## EXERCISE MATERIALS
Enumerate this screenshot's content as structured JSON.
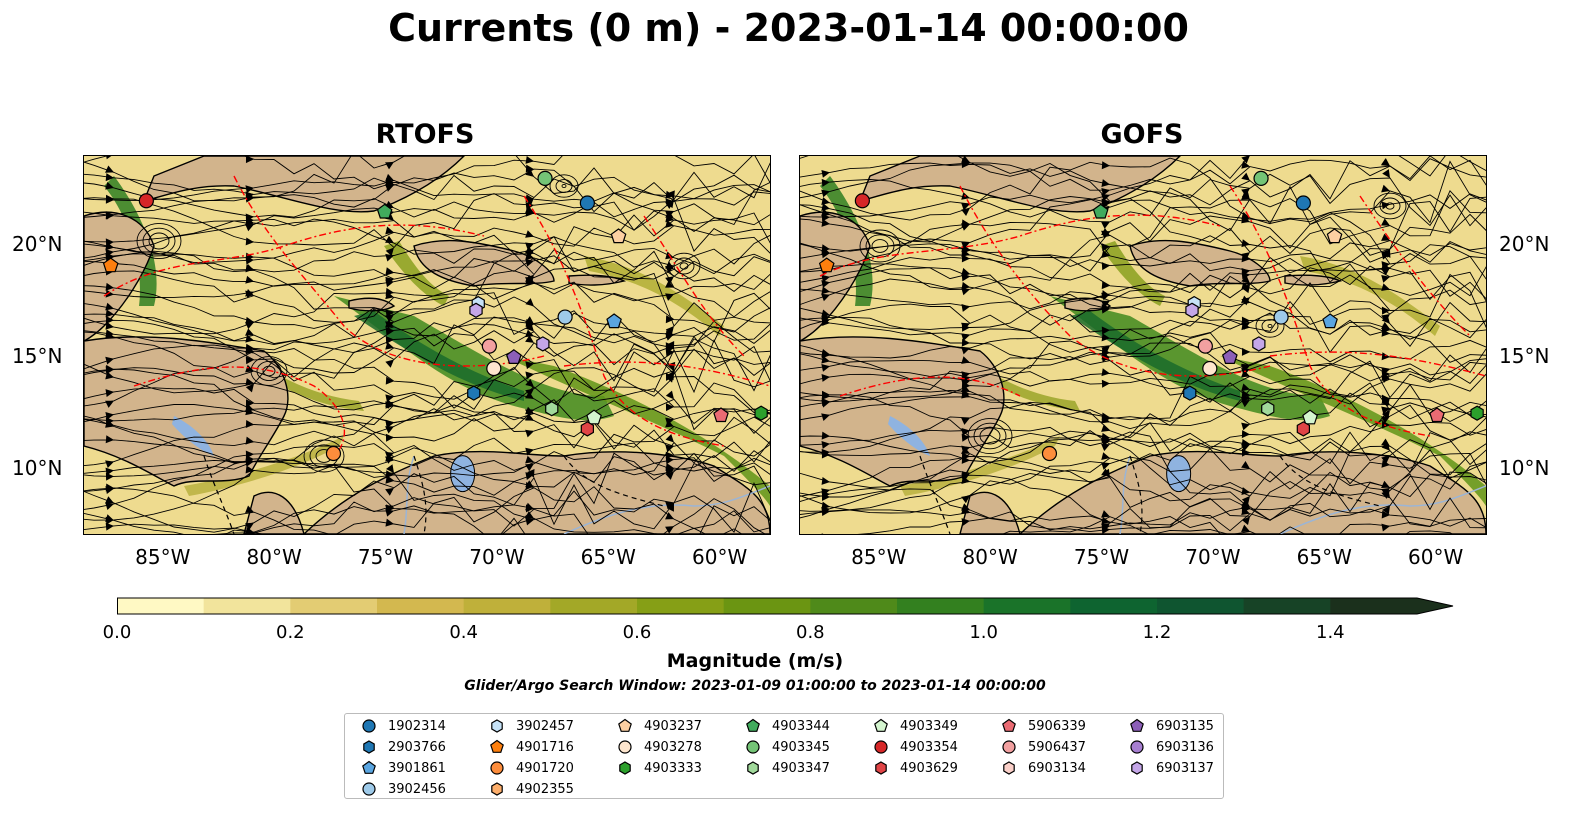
{
  "title": "Currents (0 m) - 2023-01-14 00:00:00",
  "panels": [
    {
      "title": "RTOFS"
    },
    {
      "title": "GOFS"
    }
  ],
  "axes": {
    "lat_labels": [
      "20°N",
      "15°N",
      "10°N"
    ],
    "lon_labels": [
      "85°W",
      "80°W",
      "75°W",
      "70°W",
      "65°W",
      "60°W"
    ]
  },
  "colorbar": {
    "title": "Magnitude (m/s)",
    "tick_labels": [
      "0.0",
      "0.2",
      "0.4",
      "0.6",
      "0.8",
      "1.0",
      "1.2",
      "1.4"
    ],
    "colors": [
      "#fff9c4",
      "#f2e49c",
      "#e3cc73",
      "#d3b84f",
      "#bfb03a",
      "#a3a827",
      "#869f16",
      "#6b9512",
      "#4f8a1a",
      "#33801f",
      "#1a7329",
      "#0e6430",
      "#0f5530",
      "#174326",
      "#1b301c"
    ]
  },
  "search_window": "Glider/Argo Search Window: 2023-01-09 01:00:00 to 2023-01-14 00:00:00",
  "legend": [
    {
      "label": "1902314",
      "marker": "circle",
      "color": "#1f77b4"
    },
    {
      "label": "2903766",
      "marker": "hexagon",
      "color": "#1f77b4"
    },
    {
      "label": "3901861",
      "marker": "pentagon",
      "color": "#5aa5e0"
    },
    {
      "label": "3902456",
      "marker": "circle",
      "color": "#9ecae9"
    },
    {
      "label": "3902457",
      "marker": "hexagon",
      "color": "#c6e2f7"
    },
    {
      "label": "4901716",
      "marker": "pentagon",
      "color": "#fd7f0e"
    },
    {
      "label": "4901720",
      "marker": "circle",
      "color": "#fd8d3c"
    },
    {
      "label": "4902355",
      "marker": "hexagon",
      "color": "#fdae6b"
    },
    {
      "label": "4903237",
      "marker": "pentagon",
      "color": "#fdd0a2"
    },
    {
      "label": "4903278",
      "marker": "circle",
      "color": "#fee6ce"
    },
    {
      "label": "4903333",
      "marker": "hexagon",
      "color": "#2ca02c"
    },
    {
      "label": "4903344",
      "marker": "pentagon",
      "color": "#41ab5d"
    },
    {
      "label": "4903345",
      "marker": "circle",
      "color": "#74c476"
    },
    {
      "label": "4903347",
      "marker": "hexagon",
      "color": "#a1d99b"
    },
    {
      "label": "4903349",
      "marker": "pentagon",
      "color": "#d4f5cf"
    },
    {
      "label": "4903354",
      "marker": "circle",
      "color": "#d62728"
    },
    {
      "label": "4903629",
      "marker": "hexagon",
      "color": "#e04446"
    },
    {
      "label": "5906339",
      "marker": "pentagon",
      "color": "#ea6b73"
    },
    {
      "label": "5906437",
      "marker": "circle",
      "color": "#f2a0a0"
    },
    {
      "label": "6903134",
      "marker": "hexagon",
      "color": "#fbd0c9"
    },
    {
      "label": "6903135",
      "marker": "pentagon",
      "color": "#8c5fb8"
    },
    {
      "label": "6903136",
      "marker": "circle",
      "color": "#a77fd1"
    },
    {
      "label": "6903137",
      "marker": "hexagon",
      "color": "#c4a6e8"
    }
  ]
}
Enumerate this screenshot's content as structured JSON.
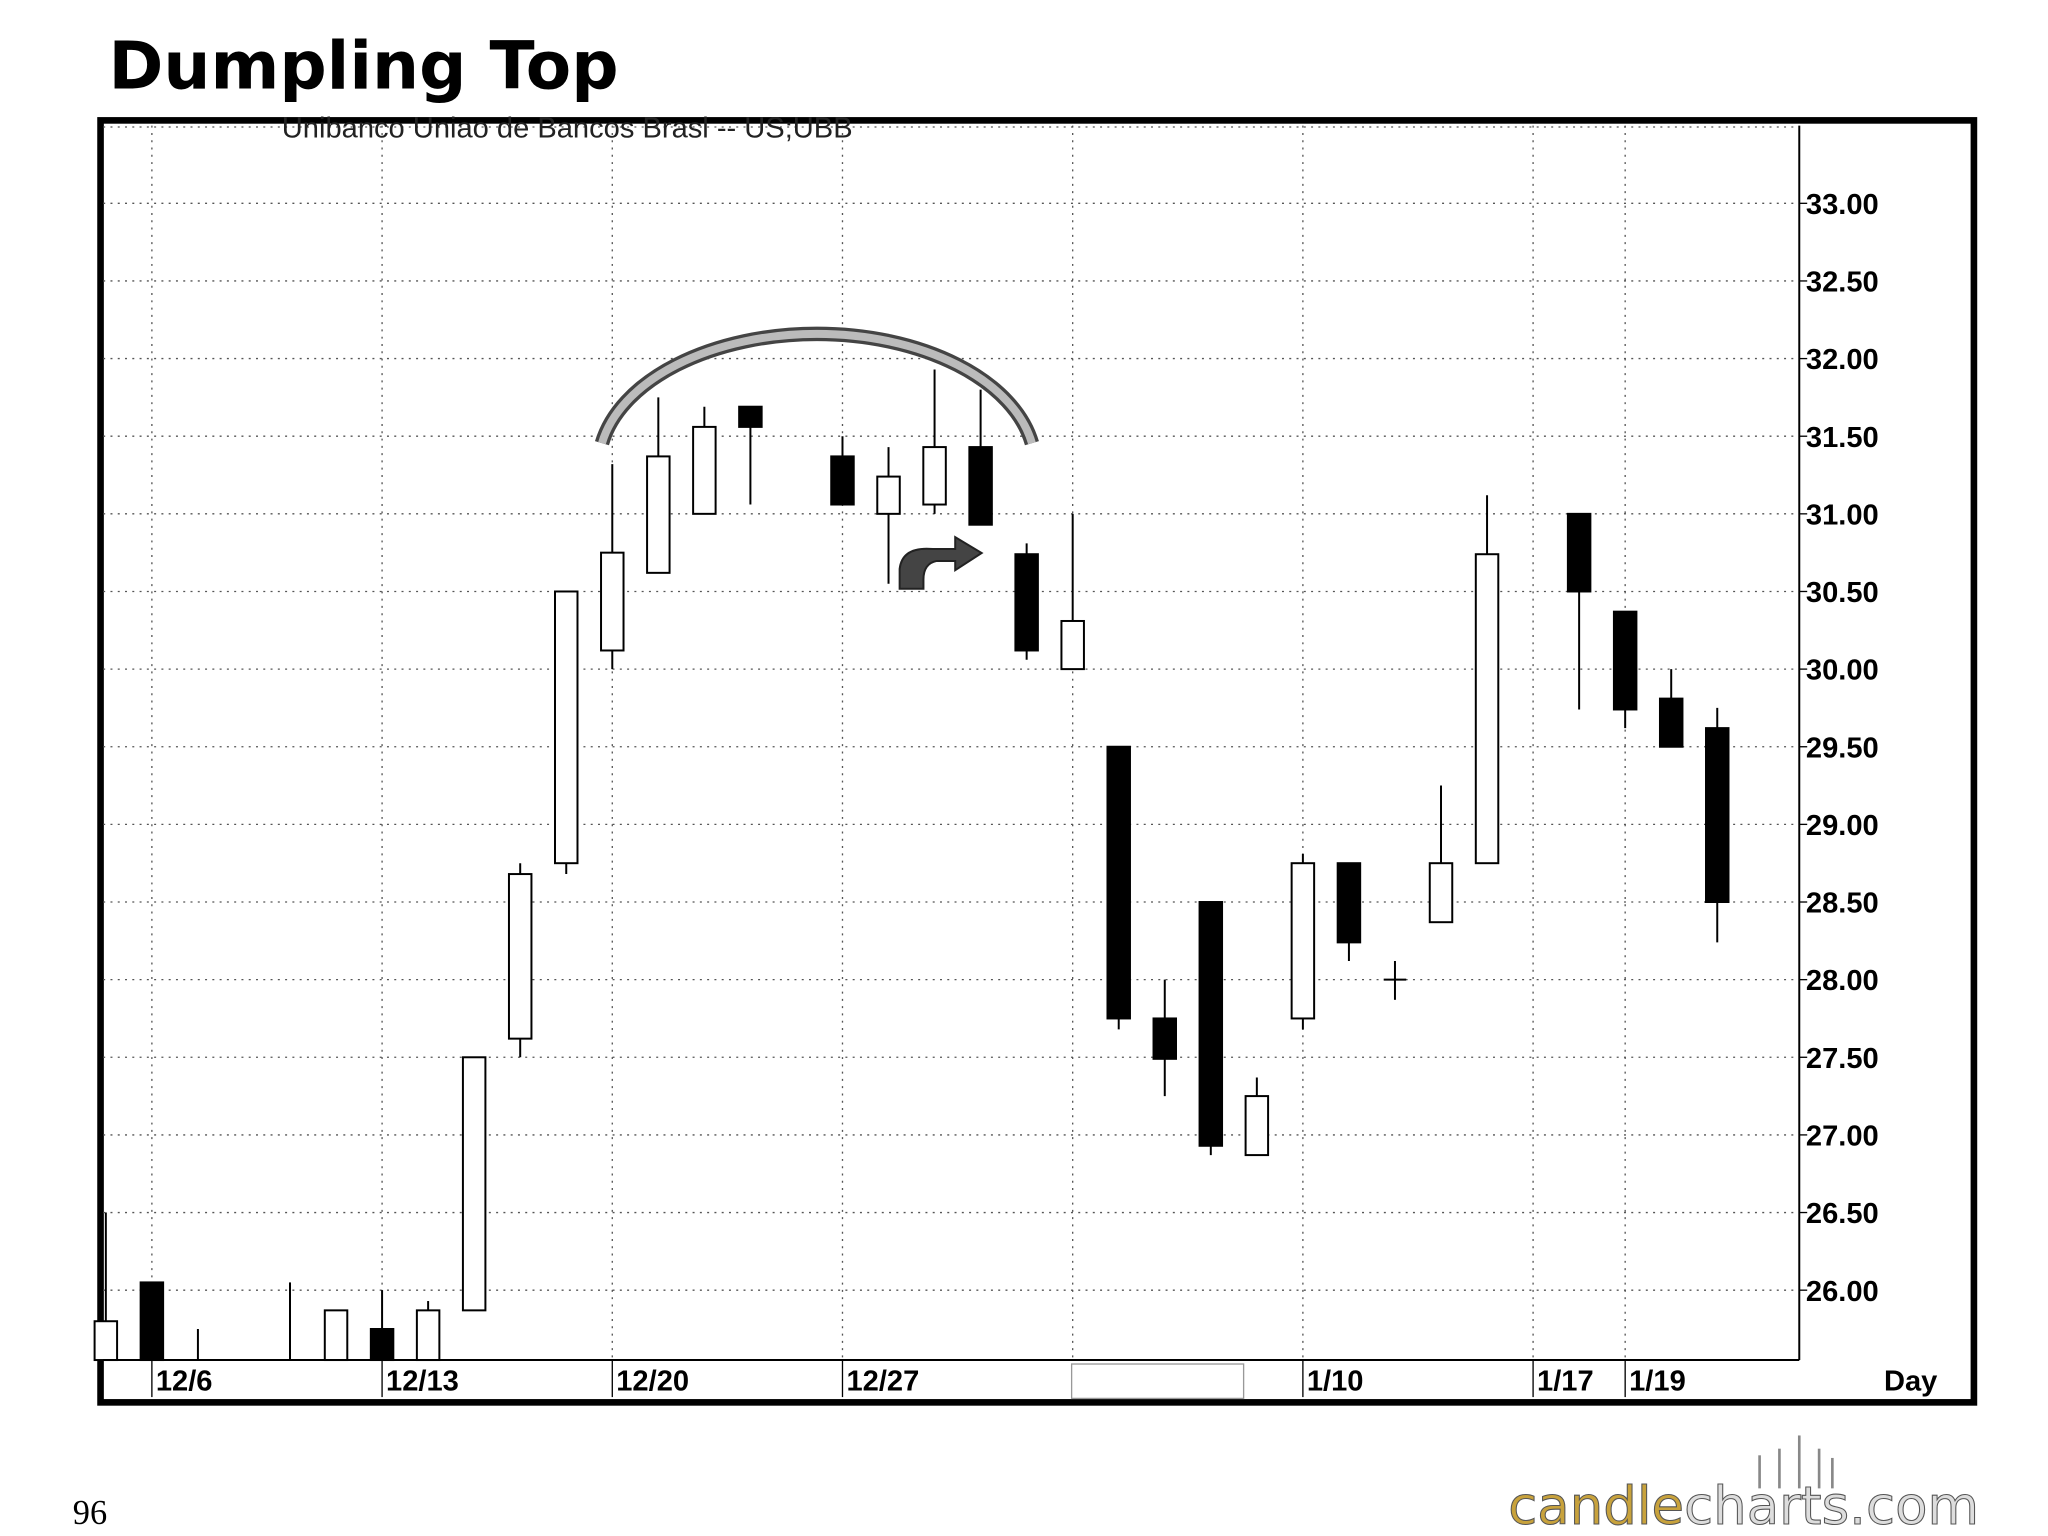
{
  "page_number": "96",
  "logo": {
    "part1": "candle",
    "part2": "charts.com"
  },
  "chart_data": {
    "type": "candlestick",
    "title": "Dumpling Top",
    "subtitle": "Unibanco Uniao de Bancos Brasl -- US;UBB",
    "x_label": "Day",
    "categories": [
      null,
      "12/6",
      null,
      null,
      null,
      null,
      "12/13",
      null,
      null,
      null,
      null,
      "12/20",
      null,
      null,
      null,
      null,
      "12/27",
      null,
      null,
      null,
      null,
      null,
      null,
      null,
      null,
      null,
      "1/10",
      null,
      null,
      null,
      null,
      "1/17",
      null,
      "1/19",
      null,
      null
    ],
    "open": [
      25.55,
      26.05,
      25.55,
      null,
      25.55,
      25.55,
      25.75,
      25.55,
      25.87,
      27.62,
      28.75,
      30.12,
      30.62,
      31.0,
      31.69,
      null,
      31.37,
      31.0,
      31.06,
      31.43,
      30.74,
      30.0,
      29.5,
      27.75,
      28.5,
      26.87,
      27.75,
      28.75,
      28.0,
      28.37,
      28.75,
      null,
      31.0,
      30.37,
      29.81,
      29.62
    ],
    "high": [
      26.5,
      26.05,
      25.75,
      null,
      26.05,
      25.87,
      26.0,
      25.93,
      27.5,
      28.75,
      30.5,
      31.32,
      31.75,
      31.69,
      31.69,
      null,
      31.5,
      31.43,
      31.93,
      31.8,
      30.81,
      31.0,
      29.5,
      28.0,
      28.5,
      27.37,
      28.81,
      28.75,
      28.12,
      29.25,
      31.12,
      null,
      31.0,
      30.37,
      30.0,
      29.75
    ],
    "low": [
      25.55,
      25.55,
      25.55,
      null,
      25.55,
      25.55,
      25.55,
      25.55,
      25.87,
      27.5,
      28.68,
      30.0,
      30.62,
      31.0,
      31.06,
      null,
      31.06,
      30.55,
      31.0,
      30.93,
      30.06,
      30.0,
      27.68,
      27.25,
      26.87,
      26.87,
      27.68,
      28.12,
      27.87,
      28.37,
      28.75,
      null,
      29.74,
      29.62,
      29.5,
      28.24
    ],
    "close": [
      25.8,
      25.55,
      25.55,
      null,
      25.55,
      25.87,
      25.55,
      25.87,
      27.5,
      28.68,
      30.5,
      30.75,
      31.37,
      31.56,
      31.56,
      null,
      31.06,
      31.24,
      31.43,
      30.93,
      30.12,
      30.31,
      27.75,
      27.49,
      26.93,
      27.25,
      28.75,
      28.24,
      28.0,
      28.75,
      30.74,
      null,
      30.5,
      29.74,
      29.5,
      28.5
    ],
    "ylim": [
      25.55,
      33.5
    ],
    "yticks": [
      {
        "value": 26,
        "label": "26.00"
      },
      {
        "value": 26.5,
        "label": "26.50"
      },
      {
        "value": 27,
        "label": "27.00"
      },
      {
        "value": 27.5,
        "label": "27.50"
      },
      {
        "value": 28,
        "label": "28.00"
      },
      {
        "value": 28.5,
        "label": "28.50"
      },
      {
        "value": 29,
        "label": "29.00"
      },
      {
        "value": 29.5,
        "label": "29.50"
      },
      {
        "value": 30,
        "label": "30.00"
      },
      {
        "value": 30.5,
        "label": "30.50"
      },
      {
        "value": 31,
        "label": "31.00"
      },
      {
        "value": 31.5,
        "label": "31.50"
      },
      {
        "value": 32,
        "label": "32.00"
      },
      {
        "value": 32.5,
        "label": "32.50"
      },
      {
        "value": 33,
        "label": "33.00"
      }
    ],
    "grid": true
  }
}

## WHAT YOU NEED TO DO
In this exercise, set down all of the data exactly, without the pictures.

## FINAL ANSWER
Enumerate this screenshot's content as structured JSON.
{
  "title": "Currents (0 m) - 2023-01-14 00:00:00",
  "panels": [
    {
      "title": "RTOFS"
    },
    {
      "title": "GOFS"
    }
  ],
  "axes": {
    "lat_labels": [
      "20°N",
      "15°N",
      "10°N"
    ],
    "lon_labels": [
      "85°W",
      "80°W",
      "75°W",
      "70°W",
      "65°W",
      "60°W"
    ]
  },
  "colorbar": {
    "title": "Magnitude (m/s)",
    "tick_labels": [
      "0.0",
      "0.2",
      "0.4",
      "0.6",
      "0.8",
      "1.0",
      "1.2",
      "1.4"
    ],
    "colors": [
      "#fff9c4",
      "#f2e49c",
      "#e3cc73",
      "#d3b84f",
      "#bfb03a",
      "#a3a827",
      "#869f16",
      "#6b9512",
      "#4f8a1a",
      "#33801f",
      "#1a7329",
      "#0e6430",
      "#0f5530",
      "#174326",
      "#1b301c"
    ]
  },
  "search_window": "Glider/Argo Search Window: 2023-01-09 01:00:00 to 2023-01-14 00:00:00",
  "legend": [
    {
      "label": "1902314",
      "marker": "circle",
      "color": "#1f77b4"
    },
    {
      "label": "2903766",
      "marker": "hexagon",
      "color": "#1f77b4"
    },
    {
      "label": "3901861",
      "marker": "pentagon",
      "color": "#5aa5e0"
    },
    {
      "label": "3902456",
      "marker": "circle",
      "color": "#9ecae9"
    },
    {
      "label": "3902457",
      "marker": "hexagon",
      "color": "#c6e2f7"
    },
    {
      "label": "4901716",
      "marker": "pentagon",
      "color": "#fd7f0e"
    },
    {
      "label": "4901720",
      "marker": "circle",
      "color": "#fd8d3c"
    },
    {
      "label": "4902355",
      "marker": "hexagon",
      "color": "#fdae6b"
    },
    {
      "label": "4903237",
      "marker": "pentagon",
      "color": "#fdd0a2"
    },
    {
      "label": "4903278",
      "marker": "circle",
      "color": "#fee6ce"
    },
    {
      "label": "4903333",
      "marker": "hexagon",
      "color": "#2ca02c"
    },
    {
      "label": "4903344",
      "marker": "pentagon",
      "color": "#41ab5d"
    },
    {
      "label": "4903345",
      "marker": "circle",
      "color": "#74c476"
    },
    {
      "label": "4903347",
      "marker": "hexagon",
      "color": "#a1d99b"
    },
    {
      "label": "4903349",
      "marker": "pentagon",
      "color": "#d4f5cf"
    },
    {
      "label": "4903354",
      "marker": "circle",
      "color": "#d62728"
    },
    {
      "label": "4903629",
      "marker": "hexagon",
      "color": "#e04446"
    },
    {
      "label": "5906339",
      "marker": "pentagon",
      "color": "#ea6b73"
    },
    {
      "label": "5906437",
      "marker": "circle",
      "color": "#f2a0a0"
    },
    {
      "label": "6903134",
      "marker": "hexagon",
      "color": "#fbd0c9"
    },
    {
      "label": "6903135",
      "marker": "pentagon",
      "color": "#8c5fb8"
    },
    {
      "label": "6903136",
      "marker": "circle",
      "color": "#a77fd1"
    },
    {
      "label": "6903137",
      "marker": "hexagon",
      "color": "#c4a6e8"
    }
  ]
}
Enumerate this screenshot's content as structured JSON.
{
  "page_number": "96",
  "logo": {
    "part1": "candle",
    "part2": "charts.com"
  },
  "chart_data": {
    "type": "candlestick",
    "title": "Dumpling Top",
    "subtitle": "Unibanco Uniao de Bancos Brasl -- US;UBB",
    "x_label": "Day",
    "categories": [
      null,
      "12/6",
      null,
      null,
      null,
      null,
      "12/13",
      null,
      null,
      null,
      null,
      "12/20",
      null,
      null,
      null,
      null,
      "12/27",
      null,
      null,
      null,
      null,
      null,
      null,
      null,
      null,
      null,
      "1/10",
      null,
      null,
      null,
      null,
      "1/17",
      null,
      "1/19",
      null,
      null
    ],
    "open": [
      25.55,
      26.05,
      25.55,
      null,
      25.55,
      25.55,
      25.75,
      25.55,
      25.87,
      27.62,
      28.75,
      30.12,
      30.62,
      31.0,
      31.69,
      null,
      31.37,
      31.0,
      31.06,
      31.43,
      30.74,
      30.0,
      29.5,
      27.75,
      28.5,
      26.87,
      27.75,
      28.75,
      28.0,
      28.37,
      28.75,
      null,
      31.0,
      30.37,
      29.81,
      29.62
    ],
    "high": [
      26.5,
      26.05,
      25.75,
      null,
      26.05,
      25.87,
      26.0,
      25.93,
      27.5,
      28.75,
      30.5,
      31.32,
      31.75,
      31.69,
      31.69,
      null,
      31.5,
      31.43,
      31.93,
      31.8,
      30.81,
      31.0,
      29.5,
      28.0,
      28.5,
      27.37,
      28.81,
      28.75,
      28.12,
      29.25,
      31.12,
      null,
      31.0,
      30.37,
      30.0,
      29.75
    ],
    "low": [
      25.55,
      25.55,
      25.55,
      null,
      25.55,
      25.55,
      25.55,
      25.55,
      25.87,
      27.5,
      28.68,
      30.0,
      30.62,
      31.0,
      31.06,
      null,
      31.06,
      30.55,
      31.0,
      30.93,
      30.06,
      30.0,
      27.68,
      27.25,
      26.87,
      26.87,
      27.68,
      28.12,
      27.87,
      28.37,
      28.75,
      null,
      29.74,
      29.62,
      29.5,
      28.24
    ],
    "close": [
      25.8,
      25.55,
      25.55,
      null,
      25.55,
      25.87,
      25.55,
      25.87,
      27.5,
      28.68,
      30.5,
      30.75,
      31.37,
      31.56,
      31.56,
      null,
      31.06,
      31.24,
      31.43,
      30.93,
      30.12,
      30.31,
      27.75,
      27.49,
      26.93,
      27.25,
      28.75,
      28.24,
      28.0,
      28.75,
      30.74,
      null,
      30.5,
      29.74,
      29.5,
      28.5
    ],
    "ylim": [
      25.55,
      33.5
    ],
    "yticks": [
      {
        "value": 26,
        "label": "26.00"
      },
      {
        "value": 26.5,
        "label": "26.50"
      },
      {
        "value": 27,
        "label": "27.00"
      },
      {
        "value": 27.5,
        "label": "27.50"
      },
      {
        "value": 28,
        "label": "28.00"
      },
      {
        "value": 28.5,
        "label": "28.50"
      },
      {
        "value": 29,
        "label": "29.00"
      },
      {
        "value": 29.5,
        "label": "29.50"
      },
      {
        "value": 30,
        "label": "30.00"
      },
      {
        "value": 30.5,
        "label": "30.50"
      },
      {
        "value": 31,
        "label": "31.00"
      },
      {
        "value": 31.5,
        "label": "31.50"
      },
      {
        "value": 32,
        "label": "32.00"
      },
      {
        "value": 32.5,
        "label": "32.50"
      },
      {
        "value": 33,
        "label": "33.00"
      }
    ],
    "grid": true
  }
}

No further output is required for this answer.